Yazılı görev a: Aşağıdaki PostgreSQL bağlantı metninden "host = The host" ile başlayıp "port number (5432)." ifadesine kadar süren bölümü olduğu gibi çıkarınız.

Verilen metin:
"""

Açıklaması şöyle. Yani host, port, database parametreleri tanımlanabilir.. Eğer tanımlanmazsa her birinin varsayılan değeri var. Örneğin database tanımlanmazsa bağlanırken kullanılan username kabul edilir.

... this takes one of the following forms:
- jdbc:postgresql:database
- jdbc:postgresql:/
- jdbc:postgresql://host/database
- jdbc:postgresql://host/
- jdbc:postgresql://host:port/database
- jdbc:postgresql://host:port/

The parameters have the following meanings:

host = The host name of the server. Defaults to localhost . To specify an IPv6 address your must enclose the host parameter with square brackets, for example: jdbc:postgresql://[::1]:5740/accounting

port = The port number the server is listening on. Defaults to the PostgreSQL® standard port number (5432).

database = The database name. The default is to connect to a database with the same name as the user name used to connect to the server.

JDBC ile bağlanmak için gereken parametreler Postgres jdbc documentation sayfasında.

Veri Tabanı İsmi Belirtilmezse

Yani jdbc:postgresql://host:port/ şeklide belirtirsek varsayılan veri tabanı ismi kullanıcı ismi ile aynı. Açıklaması şöyle

... the dbname parameter in the connection string defaults to the value of the user parameter.

currentSchema

Schema yazısına taşıdım. Kısaca birden fazla schema'yı görebilsin diye şöyle yaparız

jdbc:postgresql://localhost:5432/tst?currentSchema=app1,public

reWriteBatchedInserts

Açıklaması şöyle

Asking PostgreSQL to Rewrite batched inserts
Hibernate will send a multiple insert statements to RDBMS at once, in order to insert data, and this will be done in the same transaction which is great; however if we are using PostgreSQL we could go a little further in our optimizations by asking him to rewrite those inserts to a single multi-value insert statement; this way if we have a 100 insert statements, it will rewrites them to a single multi-value statement.

"""

Yerleşim koordinat verileri:
"""

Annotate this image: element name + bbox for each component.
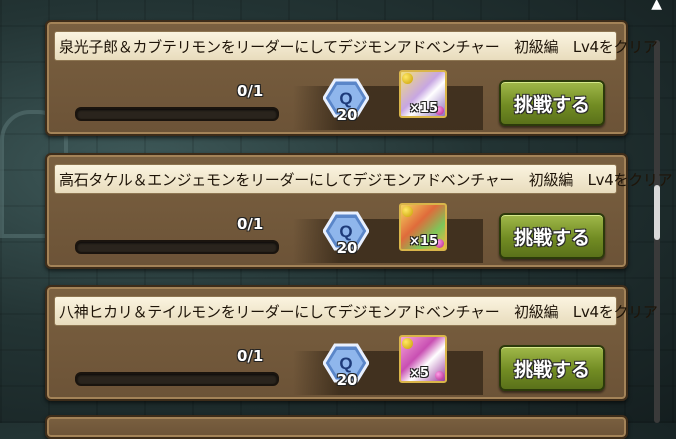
monster-reward-multiplier: ×5 bbox=[409, 366, 429, 381]
reward-count: 20 bbox=[336, 106, 358, 124]
challenge-button[interactable]: 挑戦する bbox=[499, 345, 605, 391]
reward-count: 20 bbox=[336, 371, 358, 389]
scrollbar-thumb[interactable] bbox=[654, 185, 660, 240]
mission-progress-bar bbox=[75, 372, 279, 386]
mission-title: 泉光子郎＆カブテリモンをリーダーにしてデジモンアドベンチャー 初級編 Lv4をク… bbox=[59, 37, 658, 56]
mission-card: 泉光子郎＆カブテリモンをリーダーにしてデジモンアドベンチャー 初級編 Lv4をク… bbox=[45, 20, 658, 136]
mission-card: 八神ヒカリ＆テイルモンをリーダーにしてデジモンアドベンチャー 初級編 Lv4をク… bbox=[45, 285, 658, 401]
mission-progress-text: 0/1 bbox=[237, 215, 264, 233]
mission-card: 高石タケル＆エンジェモンをリーダーにしてデジモンアドベンチャー 初級編 Lv4を… bbox=[45, 153, 673, 269]
reward-area bbox=[293, 86, 483, 130]
mission-progress-bar bbox=[75, 240, 279, 254]
monster-reward-icon: ×15 bbox=[399, 203, 447, 251]
mission-progress-bar bbox=[75, 107, 279, 121]
mission-title: 高石タケル＆エンジェモンをリーダーにしてデジモンアドベンチャー 初級編 Lv4を… bbox=[59, 170, 673, 189]
mission-progress-text: 0/1 bbox=[237, 82, 264, 100]
mission-card-partial bbox=[45, 415, 628, 439]
monster-reward-multiplier: ×15 bbox=[409, 234, 438, 249]
monster-reward-multiplier: ×15 bbox=[409, 101, 438, 116]
attribute-orb-icon bbox=[402, 338, 413, 349]
reward-count: 20 bbox=[336, 239, 358, 257]
attribute-orb-icon bbox=[402, 73, 413, 84]
reward-area bbox=[293, 351, 483, 395]
plus-orb-icon bbox=[435, 371, 444, 380]
challenge-button[interactable]: 挑戦する bbox=[499, 213, 605, 259]
scroll-up-arrow-icon[interactable]: ▲ bbox=[651, 0, 662, 12]
mission-title-bar: 泉光子郎＆カブテリモンをリーダーにしてデジモンアドベンチャー 初級編 Lv4をク… bbox=[54, 31, 658, 61]
challenge-button[interactable]: 挑戦する bbox=[499, 80, 605, 126]
monster-reward-icon: ×15 bbox=[399, 70, 447, 118]
mission-progress-text: 0/1 bbox=[237, 347, 264, 365]
attribute-orb-icon bbox=[402, 206, 413, 217]
mission-title-bar: 八神ヒカリ＆テイルモンをリーダーにしてデジモンアドベンチャー 初級編 Lv4をク… bbox=[54, 296, 658, 326]
monster-reward-icon: ×5 bbox=[399, 335, 447, 383]
reward-area bbox=[293, 219, 483, 263]
mission-title: 八神ヒカリ＆テイルモンをリーダーにしてデジモンアドベンチャー 初級編 Lv4をク… bbox=[59, 302, 658, 321]
mission-title-bar: 高石タケル＆エンジェモンをリーダーにしてデジモンアドベンチャー 初級編 Lv4を… bbox=[54, 164, 673, 194]
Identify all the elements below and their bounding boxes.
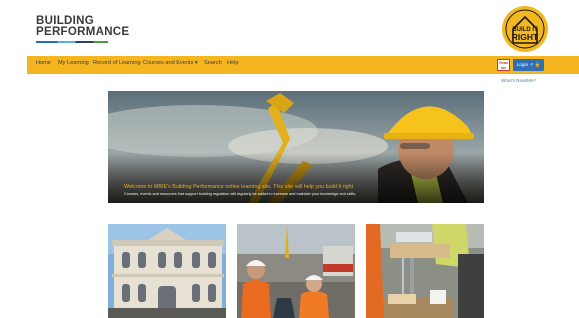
brand-color-bar bbox=[36, 41, 108, 43]
card-timber-testing[interactable] bbox=[366, 224, 484, 318]
whats-readme-link[interactable]: What's ReadMe? bbox=[501, 78, 536, 83]
brand-logo[interactable]: BUILDING PERFORMANCE bbox=[36, 15, 130, 43]
page: BUILDING PERFORMANCE BUILD IT RIGHT Home… bbox=[0, 0, 579, 318]
brand-line-1: BUILDING bbox=[36, 15, 94, 27]
hero-title: Welcome to MBIE's Building Performance o… bbox=[124, 184, 354, 190]
timber-testing-image bbox=[366, 224, 484, 318]
logo-text-line-2: RIGHT bbox=[512, 32, 539, 42]
nav-help[interactable]: Help bbox=[227, 60, 239, 66]
hero-subtitle: Courses, events and resources that suppo… bbox=[124, 192, 357, 196]
card-heritage-building[interactable] bbox=[108, 224, 226, 318]
readme-badge[interactable]: Read me bbox=[497, 59, 510, 71]
nav-search[interactable]: Search bbox=[204, 60, 222, 66]
hero-banner: Welcome to MBIE's Building Performance o… bbox=[108, 91, 484, 203]
heritage-building-image bbox=[108, 224, 226, 318]
nav-record-of-learning[interactable]: Record of Learning bbox=[93, 60, 141, 66]
nav-home[interactable]: Home bbox=[36, 60, 51, 66]
construction-site-image bbox=[237, 224, 355, 318]
brand-line-2: PERFORMANCE bbox=[36, 25, 130, 38]
nav-my-learning[interactable]: My Learning bbox=[58, 60, 89, 66]
nav-courses-and-events[interactable]: Courses and Events ▾ bbox=[143, 60, 198, 66]
build-it-right-logo: BUILD IT RIGHT bbox=[502, 6, 548, 52]
card-construction-site[interactable] bbox=[237, 224, 355, 318]
login-button[interactable]: Login ↗ 🔒 bbox=[513, 59, 544, 71]
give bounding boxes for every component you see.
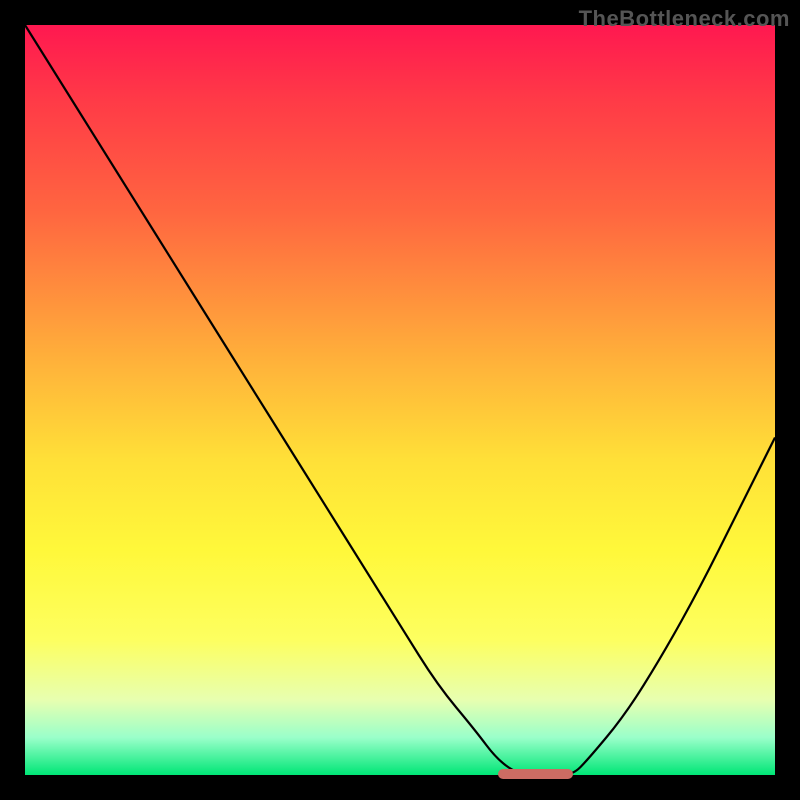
chart-plot-area: [25, 25, 775, 775]
minimum-region-band: [498, 769, 573, 779]
chart-curve-svg: [25, 25, 775, 775]
bottleneck-curve: [25, 25, 775, 775]
watermark-text: TheBottleneck.com: [579, 6, 790, 32]
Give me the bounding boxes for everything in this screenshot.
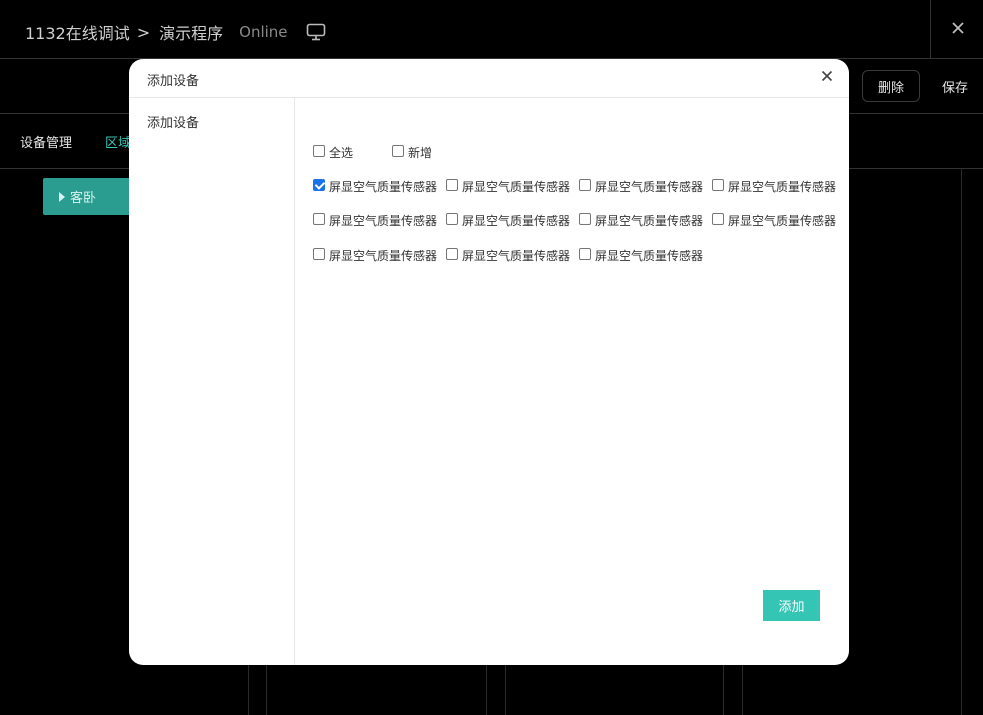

"""

Yazılı görev b: Yukarıdaki satırlardan kaçında "泉光子郎" dizgisinin geçtiğini sayınız ve yalnızca sayıyı yazınız.

Sonuç a:
host = The host name of the server. Defaults to localhost . To specify an IPv6 address your must enclose the host parameter with square brackets, for example: jdbc:postgresql://[::1]:5740/accounting

port = The port number the server is listening on. Defaults to the PostgreSQL® standard port number (5432).

Sonuç b: 3